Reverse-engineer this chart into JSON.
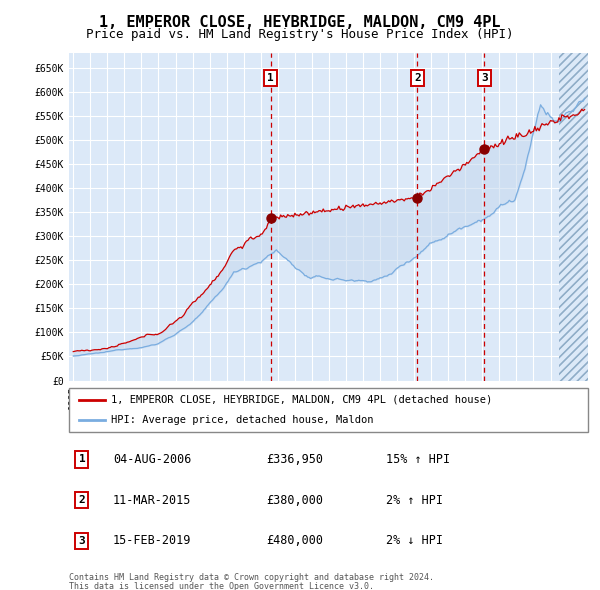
{
  "title": "1, EMPEROR CLOSE, HEYBRIDGE, MALDON, CM9 4PL",
  "subtitle": "Price paid vs. HM Land Registry's House Price Index (HPI)",
  "title_fontsize": 11,
  "subtitle_fontsize": 9,
  "ylim": [
    0,
    680000
  ],
  "yticks": [
    0,
    50000,
    100000,
    150000,
    200000,
    250000,
    300000,
    350000,
    400000,
    450000,
    500000,
    550000,
    600000,
    650000
  ],
  "ytick_labels": [
    "£0",
    "£50K",
    "£100K",
    "£150K",
    "£200K",
    "£250K",
    "£300K",
    "£350K",
    "£400K",
    "£450K",
    "£500K",
    "£550K",
    "£600K",
    "£650K"
  ],
  "background_color": "#dce9f8",
  "grid_color": "#ffffff",
  "sale1_date": 2006.58,
  "sale1_price": 336950,
  "sale2_date": 2015.19,
  "sale2_price": 380000,
  "sale3_date": 2019.12,
  "sale3_price": 480000,
  "red_line_color": "#cc0000",
  "blue_line_color": "#7aade0",
  "marker_color": "#880000",
  "legend_red_label": "1, EMPEROR CLOSE, HEYBRIDGE, MALDON, CM9 4PL (detached house)",
  "legend_blue_label": "HPI: Average price, detached house, Maldon",
  "table_rows": [
    {
      "num": "1",
      "date": "04-AUG-2006",
      "price": "£336,950",
      "hpi": "15% ↑ HPI"
    },
    {
      "num": "2",
      "date": "11-MAR-2015",
      "price": "£380,000",
      "hpi": "2% ↑ HPI"
    },
    {
      "num": "3",
      "date": "15-FEB-2019",
      "price": "£480,000",
      "hpi": "2% ↓ HPI"
    }
  ],
  "footer1": "Contains HM Land Registry data © Crown copyright and database right 2024.",
  "footer2": "This data is licensed under the Open Government Licence v3.0."
}
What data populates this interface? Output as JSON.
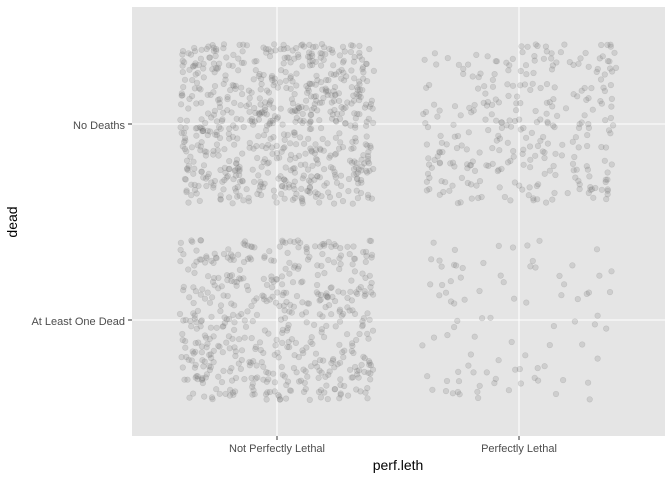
{
  "chart_data": {
    "type": "scatter",
    "jitter": true,
    "xlabel": "perf.leth",
    "ylabel": "dead",
    "x_categories": [
      "Not Perfectly Lethal",
      "Perfectly Lethal"
    ],
    "y_categories": [
      "At Least One Dead",
      "No Deaths"
    ],
    "cells": [
      {
        "x": "Not Perfectly Lethal",
        "y": "No Deaths",
        "count": 700
      },
      {
        "x": "Not Perfectly Lethal",
        "y": "At Least One Dead",
        "count": 520
      },
      {
        "x": "Perfectly Lethal",
        "y": "No Deaths",
        "count": 300
      },
      {
        "x": "Perfectly Lethal",
        "y": "At Least One Dead",
        "count": 90
      }
    ],
    "grid": true,
    "legend": "none",
    "colors": {
      "panel": "#e5e5e5",
      "gridline": "#ffffff",
      "point": "#808080",
      "point_outline": "#5a5a5a"
    }
  }
}
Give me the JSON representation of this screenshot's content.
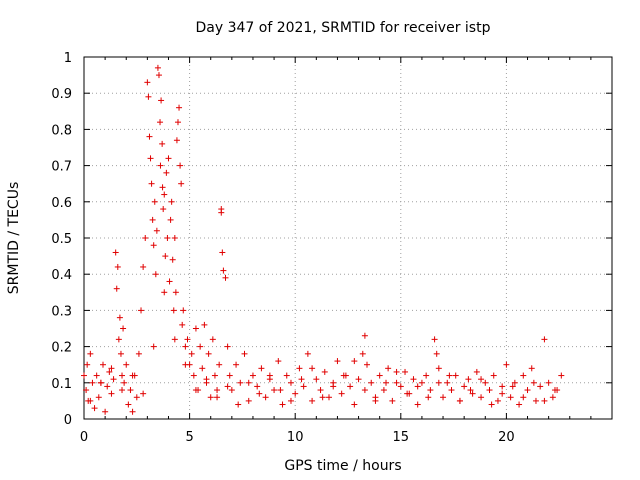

******

Goal of the exercise:
Locate the lines above that hold the word "detached". Show every one of them.

Written answer:
  "legend_red_label": "1, EMPEROR CLOSE, HEYBRIDGE, MALDON, CM9 4PL (detached house)",
  "legend_blue_label": "HPI: Average price, detached house, Maldon",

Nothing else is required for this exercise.